> [WHAT TO WORK ON]:
Return every record below exactly as written, but leave out the pictures.

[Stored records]
__________

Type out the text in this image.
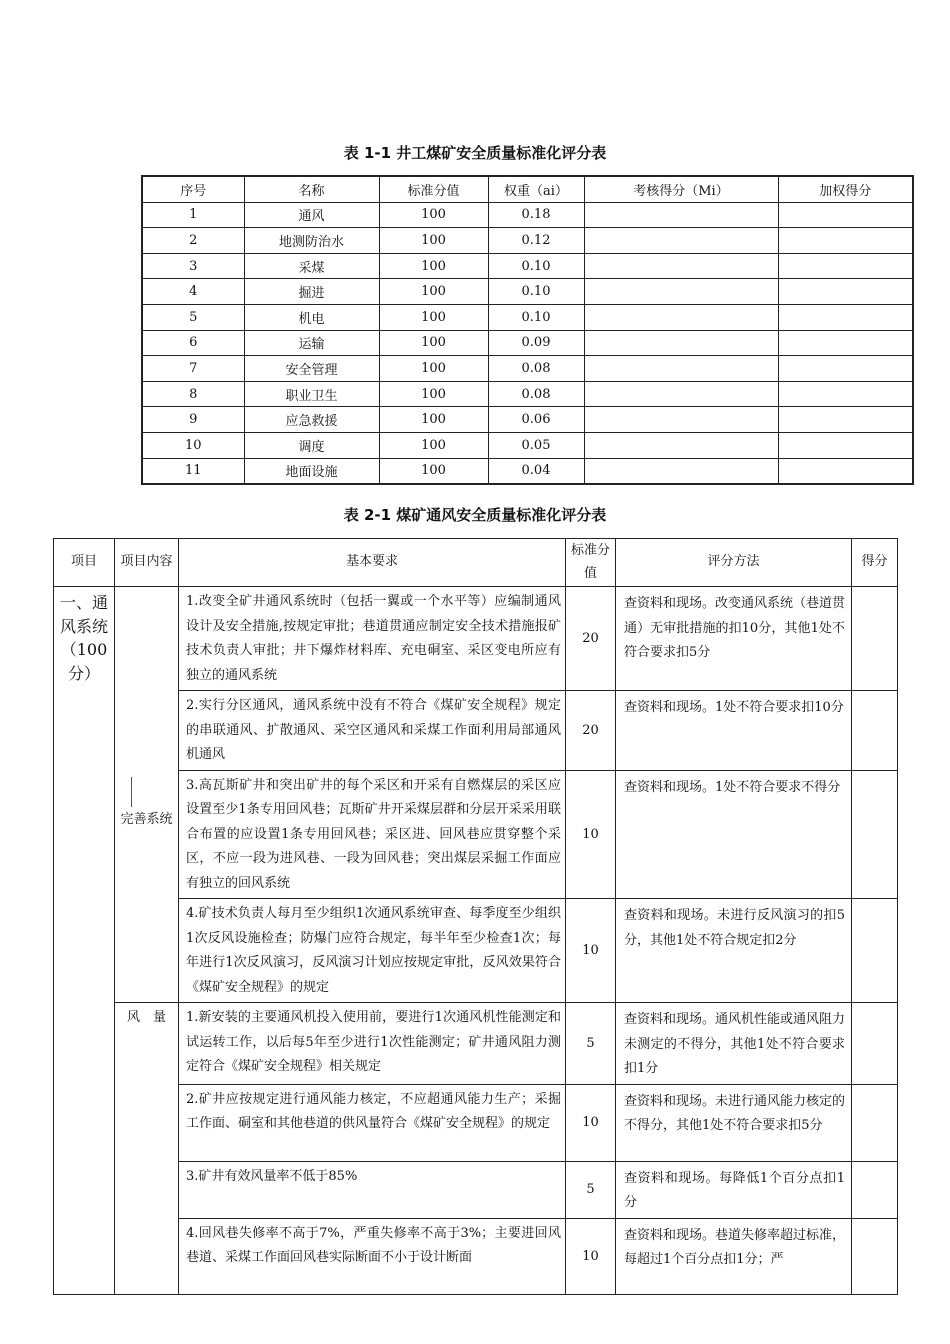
表 1-1 井工煤矿安全质量标准化评分表
序号	名称	标准分值	权重（ai）	考核得分（Mi）	加权得分
1	通风	100	0.18		
2	地测防治水	100	0.12		
3	采煤	100	0.10		
4	掘进	100	0.10		
5	机电	100	0.10		
6	运输	100	0.09		
7	安全管理	100	0.08		
8	职业卫生	100	0.08		
9	应急救援	100	0.06		
10	调度	100	0.05		
11	地面设施	100	0.04		
表 2-1 煤矿通风安全质量标准化评分表
项目	项目内容	基本要求	标准分值	评分方法	得分
一、通风系统（100分）	完善系统	1.改变全矿井通风系统时（包括一翼或一个水平等）应编制通风设计及安全措施,按规定审批；巷道贯通应制定安全技术措施报矿技术负责人审批；井下爆炸材料库、充电硐室、采区变电所应有独立的通风系统	20	查资料和现场。改变通风系统（巷道贯通）无审批措施的扣10分，其他1处不符合要求扣5分	
		2.实行分区通风，通风系统中没有不符合《煤矿安全规程》规定的串联通风、扩散通风、采空区通风和采煤工作面利用局部通风机通风	20	查资料和现场。1处不符合要求扣10分	
		3.高瓦斯矿井和突出矿井的每个采区和开采有自燃煤层的采区应设置至少1条专用回风巷；瓦斯矿井开采煤层群和分层开采采用联合布置的应设置1条专用回风巷；采区进、回风巷应贯穿整个采区，不应一段为进风巷、一段为回风巷；突出煤层采掘工作面应有独立的回风系统	10	查资料和现场。1处不符合要求不得分	
		4.矿技术负责人每月至少组织1次通风系统审查、每季度至少组织1次反风设施检查；防爆门应符合规定，每半年至少检查1次；每年进行1次反风演习，反风演习计划应按规定审批，反风效果符合《煤矿安全规程》的规定	10	查资料和现场。未进行反风演习的扣5分，其他1处不符合规定扣2分	
	风　量	1.新安装的主要通风机投入使用前，要进行1次通风机性能测定和试运转工作，以后每5年至少进行1次性能测定；矿井通风阻力测定符合《煤矿安全规程》相关规定	5	查资料和现场。通风机性能或通风阻力未测定的不得分，其他1处不符合要求扣1分	
		2.矿井应按规定进行通风能力核定，不应超通风能力生产；采掘工作面、硐室和其他巷道的供风量符合《煤矿安全规程》的规定	10	查资料和现场。未进行通风能力核定的不得分，其他1处不符合要求扣5分	
		3.矿井有效风量率不低于85%	5	查资料和现场。每降低1个百分点扣1分	
		4.回风巷失修率不高于7%，严重失修率不高于3%；主要进回风巷道、采煤工作面回风巷实际断面不小于设计断面	10	查资料和现场。巷道失修率超过标准，每超过1个百分点扣1分；严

__________

> [EXERCISE RESPONSE]:
Type out the text in this image.
表 1-1 井工煤矿安全质量标准化评分表
序号	名称	标准分值	权重（ai）	考核得分（Mi）	加权得分
1	通风	100	0.18		
2	地测防治水	100	0.12		
3	采煤	100	0.10		
4	掘进	100	0.10		
5	机电	100	0.10		
6	运输	100	0.09		
7	安全管理	100	0.08		
8	职业卫生	100	0.08		
9	应急救援	100	0.06		
10	调度	100	0.05		
11	地面设施	100	0.04		
表 2-1 煤矿通风安全质量标准化评分表
项目	项目内容	基本要求	标准分值	评分方法	得分
一、通风系统（100分）	完善系统	1.改变全矿井通风系统时（包括一翼或一个水平等）应编制通风设计及安全措施,按规定审批；巷道贯通应制定安全技术措施报矿技术负责人审批；井下爆炸材料库、充电硐室、采区变电所应有独立的通风系统	20	查资料和现场。改变通风系统（巷道贯通）无审批措施的扣10分，其他1处不符合要求扣5分	
		2.实行分区通风，通风系统中没有不符合《煤矿安全规程》规定的串联通风、扩散通风、采空区通风和采煤工作面利用局部通风机通风	20	查资料和现场。1处不符合要求扣10分	
		3.高瓦斯矿井和突出矿井的每个采区和开采有自燃煤层的采区应设置至少1条专用回风巷；瓦斯矿井开采煤层群和分层开采采用联合布置的应设置1条专用回风巷；采区进、回风巷应贯穿整个采区，不应一段为进风巷、一段为回风巷；突出煤层采掘工作面应有独立的回风系统	10	查资料和现场。1处不符合要求不得分	
		4.矿技术负责人每月至少组织1次通风系统审查、每季度至少组织1次反风设施检查；防爆门应符合规定，每半年至少检查1次；每年进行1次反风演习，反风演习计划应按规定审批，反风效果符合《煤矿安全规程》的规定	10	查资料和现场。未进行反风演习的扣5分，其他1处不符合规定扣2分	
	风　量	1.新安装的主要通风机投入使用前，要进行1次通风机性能测定和试运转工作，以后每5年至少进行1次性能测定；矿井通风阻力测定符合《煤矿安全规程》相关规定	5	查资料和现场。通风机性能或通风阻力未测定的不得分，其他1处不符合要求扣1分	
		2.矿井应按规定进行通风能力核定，不应超通风能力生产；采掘工作面、硐室和其他巷道的供风量符合《煤矿安全规程》的规定	10	查资料和现场。未进行通风能力核定的不得分，其他1处不符合要求扣5分	
		3.矿井有效风量率不低于85%	5	查资料和现场。每降低1个百分点扣1分	
		4.回风巷失修率不高于7%，严重失修率不高于3%；主要进回风巷道、采煤工作面回风巷实际断面不小于设计断面	10	查资料和现场。巷道失修率超过标准，每超过1个百分点扣1分；严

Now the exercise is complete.